Dataset listings of figures
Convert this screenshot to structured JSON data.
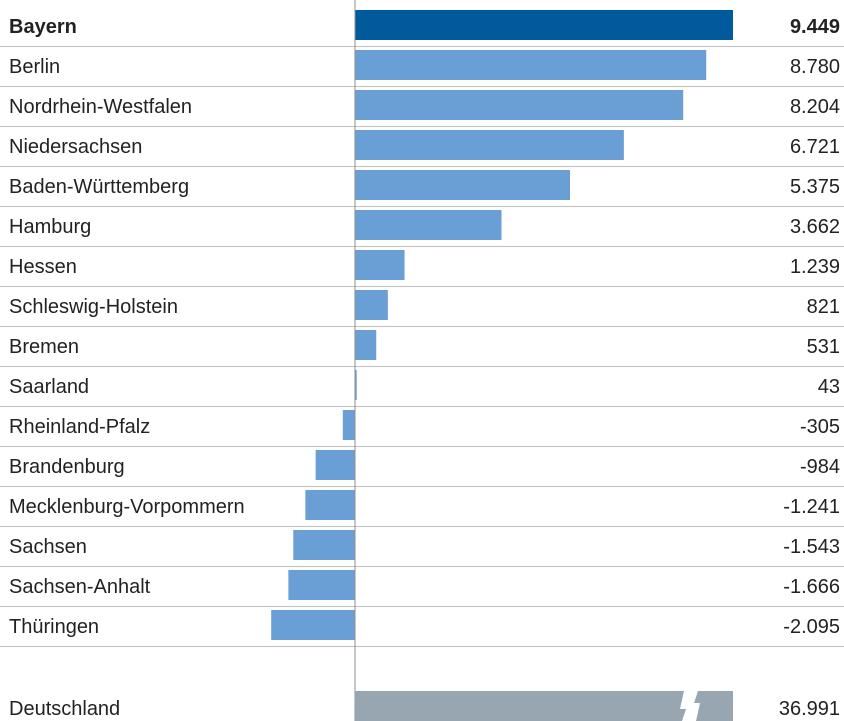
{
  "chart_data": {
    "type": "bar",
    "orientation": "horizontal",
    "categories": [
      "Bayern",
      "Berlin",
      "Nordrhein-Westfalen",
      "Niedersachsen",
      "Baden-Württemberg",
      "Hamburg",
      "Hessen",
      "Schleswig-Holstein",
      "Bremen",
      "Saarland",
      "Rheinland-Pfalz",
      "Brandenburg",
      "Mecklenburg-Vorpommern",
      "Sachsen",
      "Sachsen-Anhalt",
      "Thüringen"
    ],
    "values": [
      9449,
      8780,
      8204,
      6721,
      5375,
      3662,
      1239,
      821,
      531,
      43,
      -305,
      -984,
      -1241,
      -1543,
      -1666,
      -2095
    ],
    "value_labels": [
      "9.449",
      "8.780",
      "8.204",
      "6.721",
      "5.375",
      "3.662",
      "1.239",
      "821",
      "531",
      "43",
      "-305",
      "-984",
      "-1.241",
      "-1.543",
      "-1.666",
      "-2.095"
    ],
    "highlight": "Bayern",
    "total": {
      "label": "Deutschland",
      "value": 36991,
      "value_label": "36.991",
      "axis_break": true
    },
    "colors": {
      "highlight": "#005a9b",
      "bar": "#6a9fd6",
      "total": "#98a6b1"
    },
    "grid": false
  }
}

--

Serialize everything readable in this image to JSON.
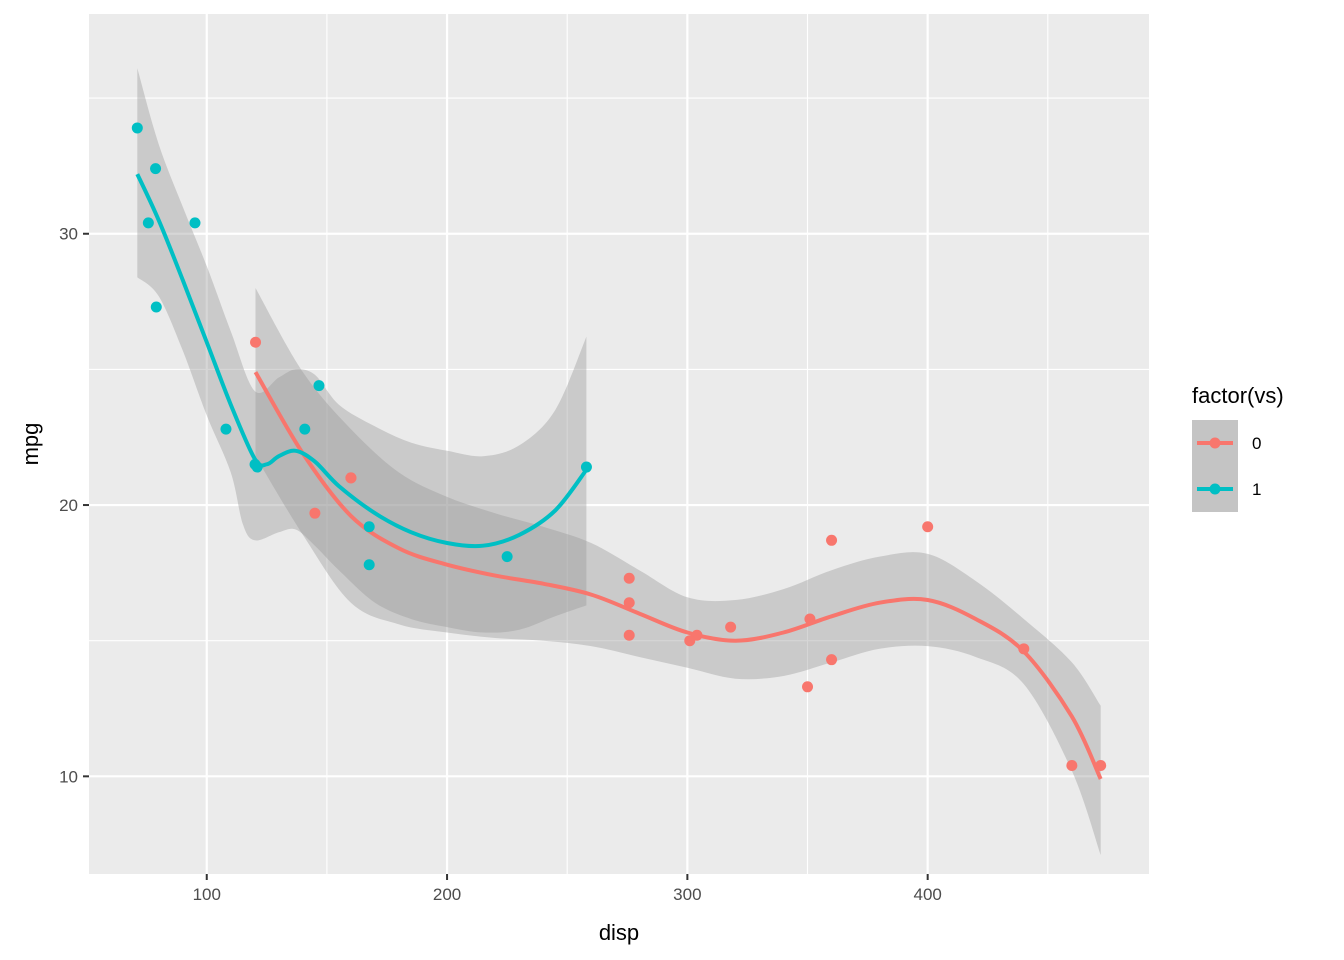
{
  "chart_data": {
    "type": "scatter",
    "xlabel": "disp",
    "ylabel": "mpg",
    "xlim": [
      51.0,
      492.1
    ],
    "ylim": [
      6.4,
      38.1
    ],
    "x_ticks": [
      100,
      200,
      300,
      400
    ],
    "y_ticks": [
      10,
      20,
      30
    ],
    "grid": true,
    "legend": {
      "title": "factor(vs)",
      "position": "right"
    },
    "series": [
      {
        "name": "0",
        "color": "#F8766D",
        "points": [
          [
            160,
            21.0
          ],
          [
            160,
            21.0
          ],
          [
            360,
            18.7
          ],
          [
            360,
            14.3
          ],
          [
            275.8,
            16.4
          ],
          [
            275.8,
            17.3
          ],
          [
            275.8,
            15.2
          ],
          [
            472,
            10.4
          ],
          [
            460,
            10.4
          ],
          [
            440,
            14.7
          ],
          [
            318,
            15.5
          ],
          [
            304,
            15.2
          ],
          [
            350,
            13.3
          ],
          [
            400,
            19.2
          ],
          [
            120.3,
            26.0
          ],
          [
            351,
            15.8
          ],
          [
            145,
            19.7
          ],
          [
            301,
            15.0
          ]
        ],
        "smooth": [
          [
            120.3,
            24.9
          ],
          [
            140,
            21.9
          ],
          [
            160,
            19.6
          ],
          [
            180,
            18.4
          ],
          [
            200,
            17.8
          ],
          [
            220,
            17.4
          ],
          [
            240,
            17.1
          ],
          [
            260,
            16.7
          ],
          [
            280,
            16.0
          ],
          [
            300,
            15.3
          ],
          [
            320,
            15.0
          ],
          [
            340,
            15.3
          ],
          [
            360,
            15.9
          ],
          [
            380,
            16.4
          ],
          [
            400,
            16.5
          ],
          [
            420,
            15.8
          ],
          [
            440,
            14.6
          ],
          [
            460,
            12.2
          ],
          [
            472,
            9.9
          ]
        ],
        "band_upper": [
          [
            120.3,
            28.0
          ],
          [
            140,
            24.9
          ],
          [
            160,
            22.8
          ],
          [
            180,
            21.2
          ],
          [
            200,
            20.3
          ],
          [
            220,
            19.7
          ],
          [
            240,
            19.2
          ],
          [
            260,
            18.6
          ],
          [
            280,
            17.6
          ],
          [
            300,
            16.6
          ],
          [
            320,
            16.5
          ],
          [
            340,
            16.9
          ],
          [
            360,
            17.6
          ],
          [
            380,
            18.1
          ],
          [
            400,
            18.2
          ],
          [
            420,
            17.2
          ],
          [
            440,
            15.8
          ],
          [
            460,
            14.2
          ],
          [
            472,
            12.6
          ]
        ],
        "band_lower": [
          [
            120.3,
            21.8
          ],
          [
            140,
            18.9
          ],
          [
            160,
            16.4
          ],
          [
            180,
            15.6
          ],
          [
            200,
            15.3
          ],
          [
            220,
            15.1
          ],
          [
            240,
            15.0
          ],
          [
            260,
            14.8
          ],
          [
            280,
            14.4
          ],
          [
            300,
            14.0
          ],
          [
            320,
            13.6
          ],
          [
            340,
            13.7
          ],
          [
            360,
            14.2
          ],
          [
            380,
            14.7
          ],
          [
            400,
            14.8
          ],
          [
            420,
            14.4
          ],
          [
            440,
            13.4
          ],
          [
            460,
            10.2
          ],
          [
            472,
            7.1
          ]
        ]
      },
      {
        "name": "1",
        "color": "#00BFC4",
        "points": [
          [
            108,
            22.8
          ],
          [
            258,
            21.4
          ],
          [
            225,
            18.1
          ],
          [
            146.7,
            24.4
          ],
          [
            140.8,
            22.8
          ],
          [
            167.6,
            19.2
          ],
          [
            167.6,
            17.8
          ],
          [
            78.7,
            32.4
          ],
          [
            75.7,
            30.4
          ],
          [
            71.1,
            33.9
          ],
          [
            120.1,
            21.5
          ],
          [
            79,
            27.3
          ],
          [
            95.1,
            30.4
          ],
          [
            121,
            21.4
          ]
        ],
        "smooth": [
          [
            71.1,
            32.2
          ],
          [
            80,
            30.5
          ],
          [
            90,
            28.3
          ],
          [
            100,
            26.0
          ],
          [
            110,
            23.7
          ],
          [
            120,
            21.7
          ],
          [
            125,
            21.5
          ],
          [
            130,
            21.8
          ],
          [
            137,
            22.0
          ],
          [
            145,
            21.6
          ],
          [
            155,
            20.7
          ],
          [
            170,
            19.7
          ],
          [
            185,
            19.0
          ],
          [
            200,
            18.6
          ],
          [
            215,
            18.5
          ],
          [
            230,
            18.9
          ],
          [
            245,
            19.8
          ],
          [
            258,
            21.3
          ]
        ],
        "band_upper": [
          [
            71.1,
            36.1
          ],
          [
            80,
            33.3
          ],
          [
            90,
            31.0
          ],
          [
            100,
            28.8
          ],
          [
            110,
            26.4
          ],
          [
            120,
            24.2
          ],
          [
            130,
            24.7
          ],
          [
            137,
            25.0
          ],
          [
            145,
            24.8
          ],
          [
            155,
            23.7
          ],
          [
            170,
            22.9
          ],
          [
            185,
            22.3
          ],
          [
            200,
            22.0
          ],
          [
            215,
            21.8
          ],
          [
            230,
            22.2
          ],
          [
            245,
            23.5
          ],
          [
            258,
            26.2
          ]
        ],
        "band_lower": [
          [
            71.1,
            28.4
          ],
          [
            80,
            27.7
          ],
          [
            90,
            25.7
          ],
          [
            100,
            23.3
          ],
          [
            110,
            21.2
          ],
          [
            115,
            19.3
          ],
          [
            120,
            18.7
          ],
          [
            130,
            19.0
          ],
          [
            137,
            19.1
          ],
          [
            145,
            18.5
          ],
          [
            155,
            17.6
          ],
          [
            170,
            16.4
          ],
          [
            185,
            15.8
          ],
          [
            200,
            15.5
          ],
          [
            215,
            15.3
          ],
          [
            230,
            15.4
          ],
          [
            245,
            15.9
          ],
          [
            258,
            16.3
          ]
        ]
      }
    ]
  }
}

- _WHAT THIS TASK INVOLVES_:
Select the lines that carry the string "highlight" and copy them.

- _THE RESULT_:
    "highlight": "Bayern",
      "highlight": "#005a9b",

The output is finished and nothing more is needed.